* PROBLEM STATEMENT *
Where in the data does the word "France" appear? Find those lines and copy them.

Page text dataset records:
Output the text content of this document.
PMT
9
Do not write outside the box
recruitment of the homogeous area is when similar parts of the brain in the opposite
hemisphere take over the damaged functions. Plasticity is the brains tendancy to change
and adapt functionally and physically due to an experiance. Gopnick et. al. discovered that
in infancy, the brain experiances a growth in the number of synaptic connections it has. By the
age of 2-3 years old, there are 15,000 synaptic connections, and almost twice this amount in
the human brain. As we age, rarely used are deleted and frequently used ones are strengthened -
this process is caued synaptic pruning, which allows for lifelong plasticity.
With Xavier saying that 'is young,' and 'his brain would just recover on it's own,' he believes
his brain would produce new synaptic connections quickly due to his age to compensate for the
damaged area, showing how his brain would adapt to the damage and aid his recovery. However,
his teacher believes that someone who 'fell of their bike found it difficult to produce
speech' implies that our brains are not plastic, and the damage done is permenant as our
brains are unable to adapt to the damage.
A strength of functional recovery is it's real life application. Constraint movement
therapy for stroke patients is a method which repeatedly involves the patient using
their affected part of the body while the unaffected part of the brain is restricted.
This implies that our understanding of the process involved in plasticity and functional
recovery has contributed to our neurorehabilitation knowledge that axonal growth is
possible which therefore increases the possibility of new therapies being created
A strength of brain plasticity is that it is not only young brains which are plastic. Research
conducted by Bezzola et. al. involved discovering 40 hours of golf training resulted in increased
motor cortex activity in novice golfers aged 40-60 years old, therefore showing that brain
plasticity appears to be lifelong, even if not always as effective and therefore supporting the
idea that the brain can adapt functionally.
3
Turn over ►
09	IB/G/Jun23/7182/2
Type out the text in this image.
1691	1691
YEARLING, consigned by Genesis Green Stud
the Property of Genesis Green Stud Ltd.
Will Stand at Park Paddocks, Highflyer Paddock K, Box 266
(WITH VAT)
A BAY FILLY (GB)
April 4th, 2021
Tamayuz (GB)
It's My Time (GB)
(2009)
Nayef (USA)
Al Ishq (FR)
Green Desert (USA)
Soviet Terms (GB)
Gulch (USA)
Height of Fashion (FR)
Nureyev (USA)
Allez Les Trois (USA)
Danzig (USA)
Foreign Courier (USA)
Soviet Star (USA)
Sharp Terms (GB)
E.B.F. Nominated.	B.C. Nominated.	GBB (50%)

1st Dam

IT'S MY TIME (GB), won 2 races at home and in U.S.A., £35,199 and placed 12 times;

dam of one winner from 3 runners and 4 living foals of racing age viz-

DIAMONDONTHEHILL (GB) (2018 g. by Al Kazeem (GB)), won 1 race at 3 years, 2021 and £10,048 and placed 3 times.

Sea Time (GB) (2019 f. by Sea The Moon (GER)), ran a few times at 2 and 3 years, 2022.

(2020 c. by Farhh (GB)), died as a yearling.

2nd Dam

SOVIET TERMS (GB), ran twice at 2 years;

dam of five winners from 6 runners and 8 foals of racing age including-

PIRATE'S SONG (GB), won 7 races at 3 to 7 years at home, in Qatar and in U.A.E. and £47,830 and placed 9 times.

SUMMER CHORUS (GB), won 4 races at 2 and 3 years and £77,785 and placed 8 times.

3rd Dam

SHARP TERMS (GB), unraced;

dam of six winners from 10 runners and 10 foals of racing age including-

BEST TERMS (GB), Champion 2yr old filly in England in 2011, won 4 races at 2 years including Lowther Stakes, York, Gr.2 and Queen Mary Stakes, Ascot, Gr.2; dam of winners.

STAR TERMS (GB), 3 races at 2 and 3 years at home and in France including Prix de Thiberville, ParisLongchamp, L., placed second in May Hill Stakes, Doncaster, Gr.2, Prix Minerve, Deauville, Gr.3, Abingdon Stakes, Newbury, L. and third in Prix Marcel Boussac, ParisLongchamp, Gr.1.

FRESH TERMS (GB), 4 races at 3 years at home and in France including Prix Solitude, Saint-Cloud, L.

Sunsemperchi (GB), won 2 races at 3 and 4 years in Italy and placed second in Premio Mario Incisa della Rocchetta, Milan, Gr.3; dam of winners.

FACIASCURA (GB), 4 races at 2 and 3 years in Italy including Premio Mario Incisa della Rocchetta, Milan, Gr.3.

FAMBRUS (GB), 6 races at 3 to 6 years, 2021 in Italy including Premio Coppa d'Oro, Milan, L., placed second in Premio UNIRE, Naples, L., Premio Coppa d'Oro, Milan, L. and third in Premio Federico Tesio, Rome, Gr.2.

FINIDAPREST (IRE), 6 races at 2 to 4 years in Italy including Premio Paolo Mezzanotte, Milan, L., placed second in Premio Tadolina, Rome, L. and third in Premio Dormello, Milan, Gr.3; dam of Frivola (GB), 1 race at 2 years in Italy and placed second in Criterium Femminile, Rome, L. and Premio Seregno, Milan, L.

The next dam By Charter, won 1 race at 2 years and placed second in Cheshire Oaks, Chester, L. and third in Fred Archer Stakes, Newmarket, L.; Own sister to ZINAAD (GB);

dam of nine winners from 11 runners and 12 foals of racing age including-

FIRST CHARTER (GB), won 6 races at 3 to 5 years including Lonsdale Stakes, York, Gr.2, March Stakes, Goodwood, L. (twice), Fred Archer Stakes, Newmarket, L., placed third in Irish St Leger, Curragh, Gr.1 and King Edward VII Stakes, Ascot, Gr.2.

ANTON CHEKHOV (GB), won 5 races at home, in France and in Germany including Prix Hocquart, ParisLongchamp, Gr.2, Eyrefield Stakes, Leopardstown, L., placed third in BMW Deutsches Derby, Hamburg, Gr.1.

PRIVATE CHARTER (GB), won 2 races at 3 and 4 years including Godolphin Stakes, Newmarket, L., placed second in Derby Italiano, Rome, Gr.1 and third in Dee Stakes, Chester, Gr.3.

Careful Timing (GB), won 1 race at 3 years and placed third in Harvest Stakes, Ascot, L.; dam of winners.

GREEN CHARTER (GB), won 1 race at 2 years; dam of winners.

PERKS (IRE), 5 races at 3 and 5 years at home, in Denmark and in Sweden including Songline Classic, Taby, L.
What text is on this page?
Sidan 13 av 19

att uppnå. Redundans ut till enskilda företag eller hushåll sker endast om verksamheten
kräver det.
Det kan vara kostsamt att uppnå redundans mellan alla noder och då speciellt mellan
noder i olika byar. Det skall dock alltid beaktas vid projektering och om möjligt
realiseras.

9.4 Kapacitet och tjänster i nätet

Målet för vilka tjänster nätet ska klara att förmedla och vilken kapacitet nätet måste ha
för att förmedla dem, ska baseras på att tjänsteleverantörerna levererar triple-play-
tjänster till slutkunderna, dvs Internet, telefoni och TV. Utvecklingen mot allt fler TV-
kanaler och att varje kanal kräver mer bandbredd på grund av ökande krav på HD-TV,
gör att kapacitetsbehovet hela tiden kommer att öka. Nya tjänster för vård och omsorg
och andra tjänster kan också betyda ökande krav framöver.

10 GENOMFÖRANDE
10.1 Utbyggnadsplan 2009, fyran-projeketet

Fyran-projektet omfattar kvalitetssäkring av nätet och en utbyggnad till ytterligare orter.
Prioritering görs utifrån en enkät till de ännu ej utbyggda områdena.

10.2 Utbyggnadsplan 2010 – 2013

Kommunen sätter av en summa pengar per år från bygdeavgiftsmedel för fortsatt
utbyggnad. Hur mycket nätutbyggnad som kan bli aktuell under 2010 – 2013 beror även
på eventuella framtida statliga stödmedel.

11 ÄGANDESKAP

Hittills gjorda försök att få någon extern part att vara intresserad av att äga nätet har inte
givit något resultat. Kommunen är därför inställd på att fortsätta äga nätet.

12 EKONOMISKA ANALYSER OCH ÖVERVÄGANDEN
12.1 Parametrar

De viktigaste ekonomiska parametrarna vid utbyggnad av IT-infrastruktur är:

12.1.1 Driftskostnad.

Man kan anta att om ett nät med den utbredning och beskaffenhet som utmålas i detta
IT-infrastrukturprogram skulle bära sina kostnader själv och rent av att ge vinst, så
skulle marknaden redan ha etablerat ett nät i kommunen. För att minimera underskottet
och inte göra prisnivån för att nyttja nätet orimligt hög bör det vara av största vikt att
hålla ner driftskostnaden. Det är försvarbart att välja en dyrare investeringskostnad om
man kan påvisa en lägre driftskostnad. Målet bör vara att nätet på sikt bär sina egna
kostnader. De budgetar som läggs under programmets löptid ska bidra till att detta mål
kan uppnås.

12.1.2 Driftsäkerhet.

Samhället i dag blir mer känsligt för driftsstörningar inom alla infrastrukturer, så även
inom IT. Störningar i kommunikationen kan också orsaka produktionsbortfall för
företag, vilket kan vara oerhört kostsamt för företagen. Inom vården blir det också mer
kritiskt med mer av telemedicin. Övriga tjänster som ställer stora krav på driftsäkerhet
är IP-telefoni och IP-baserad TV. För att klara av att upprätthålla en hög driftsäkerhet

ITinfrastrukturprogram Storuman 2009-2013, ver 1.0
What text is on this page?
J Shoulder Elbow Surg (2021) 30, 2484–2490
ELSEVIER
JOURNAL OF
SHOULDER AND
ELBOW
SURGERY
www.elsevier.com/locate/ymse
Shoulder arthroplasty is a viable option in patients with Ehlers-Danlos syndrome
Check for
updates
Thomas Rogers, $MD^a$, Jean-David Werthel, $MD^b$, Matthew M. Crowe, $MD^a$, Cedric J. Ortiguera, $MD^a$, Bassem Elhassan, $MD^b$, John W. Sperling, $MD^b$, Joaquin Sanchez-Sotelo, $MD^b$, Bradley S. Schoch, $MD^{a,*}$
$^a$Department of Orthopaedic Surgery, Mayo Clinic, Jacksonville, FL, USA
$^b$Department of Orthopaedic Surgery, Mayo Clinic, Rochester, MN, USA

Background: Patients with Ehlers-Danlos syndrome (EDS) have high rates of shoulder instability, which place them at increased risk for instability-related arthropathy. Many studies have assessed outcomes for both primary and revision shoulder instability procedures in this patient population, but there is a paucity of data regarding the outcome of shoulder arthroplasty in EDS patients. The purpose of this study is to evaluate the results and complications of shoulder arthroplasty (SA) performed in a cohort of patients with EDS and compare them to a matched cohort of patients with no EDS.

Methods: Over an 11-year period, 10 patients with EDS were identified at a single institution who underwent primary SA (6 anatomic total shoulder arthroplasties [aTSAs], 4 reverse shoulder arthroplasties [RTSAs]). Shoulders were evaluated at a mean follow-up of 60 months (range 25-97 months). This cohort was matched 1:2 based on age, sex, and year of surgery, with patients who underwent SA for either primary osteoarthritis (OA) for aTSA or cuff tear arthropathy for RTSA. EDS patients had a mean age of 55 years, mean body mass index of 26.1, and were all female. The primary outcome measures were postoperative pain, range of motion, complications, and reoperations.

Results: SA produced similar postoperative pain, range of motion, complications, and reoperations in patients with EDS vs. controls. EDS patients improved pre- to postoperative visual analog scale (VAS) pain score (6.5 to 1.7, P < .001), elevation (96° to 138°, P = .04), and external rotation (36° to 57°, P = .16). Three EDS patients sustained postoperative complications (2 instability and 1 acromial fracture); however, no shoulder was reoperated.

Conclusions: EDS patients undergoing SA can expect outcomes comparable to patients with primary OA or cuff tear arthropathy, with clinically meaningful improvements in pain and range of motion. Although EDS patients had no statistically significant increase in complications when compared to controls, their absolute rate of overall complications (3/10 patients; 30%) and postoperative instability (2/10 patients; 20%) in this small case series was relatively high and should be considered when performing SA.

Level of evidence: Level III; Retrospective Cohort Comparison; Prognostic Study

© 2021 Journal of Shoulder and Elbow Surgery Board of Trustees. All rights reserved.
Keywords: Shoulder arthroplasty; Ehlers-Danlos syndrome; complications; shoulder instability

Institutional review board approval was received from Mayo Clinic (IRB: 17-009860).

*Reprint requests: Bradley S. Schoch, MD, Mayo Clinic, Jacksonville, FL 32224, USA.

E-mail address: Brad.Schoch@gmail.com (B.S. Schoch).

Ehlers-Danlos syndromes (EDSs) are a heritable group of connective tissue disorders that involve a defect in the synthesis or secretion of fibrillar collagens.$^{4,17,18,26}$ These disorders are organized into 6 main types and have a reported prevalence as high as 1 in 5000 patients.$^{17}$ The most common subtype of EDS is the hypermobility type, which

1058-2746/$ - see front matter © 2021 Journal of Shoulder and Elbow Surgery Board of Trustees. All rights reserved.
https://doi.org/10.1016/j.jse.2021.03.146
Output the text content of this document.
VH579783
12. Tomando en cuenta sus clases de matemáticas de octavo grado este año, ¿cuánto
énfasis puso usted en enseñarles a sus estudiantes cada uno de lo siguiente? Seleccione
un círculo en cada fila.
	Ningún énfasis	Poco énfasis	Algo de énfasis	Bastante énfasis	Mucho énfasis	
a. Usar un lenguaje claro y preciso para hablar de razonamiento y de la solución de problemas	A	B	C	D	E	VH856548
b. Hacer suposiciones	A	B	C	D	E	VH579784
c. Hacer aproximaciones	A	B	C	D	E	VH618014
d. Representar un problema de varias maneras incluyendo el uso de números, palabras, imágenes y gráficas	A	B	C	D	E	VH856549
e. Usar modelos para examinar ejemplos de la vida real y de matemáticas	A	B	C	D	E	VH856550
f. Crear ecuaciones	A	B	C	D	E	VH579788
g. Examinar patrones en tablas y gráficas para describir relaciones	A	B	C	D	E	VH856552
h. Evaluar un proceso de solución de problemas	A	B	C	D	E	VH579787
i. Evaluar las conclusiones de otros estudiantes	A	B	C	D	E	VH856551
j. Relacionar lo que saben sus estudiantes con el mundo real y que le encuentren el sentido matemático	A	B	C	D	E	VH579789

* YOUR RESPONSE *
STAR TERMS (GB), 3 races at 2 and 3 years at home and in France including Prix de Thiberville, ParisLongchamp, L., placed second in May Hill Stakes, Doncaster, Gr.2, Prix Minerve, Deauville, Gr.3, Abingdon Stakes, Newbury, L. and third in Prix Marcel Boussac, ParisLongchamp, Gr.1.
FRESH TERMS (GB), 4 races at 3 years at home and in France including Prix Solitude, Saint-Cloud, L.
ANTON CHEKHOV (GB), won 5 races at home, in France and in Germany including Prix Hocquart, ParisLongchamp, Gr.2, Eyrefield Stakes, Leopardstown, L., placed third in BMW Deutsches Derby, Hamburg, Gr.1.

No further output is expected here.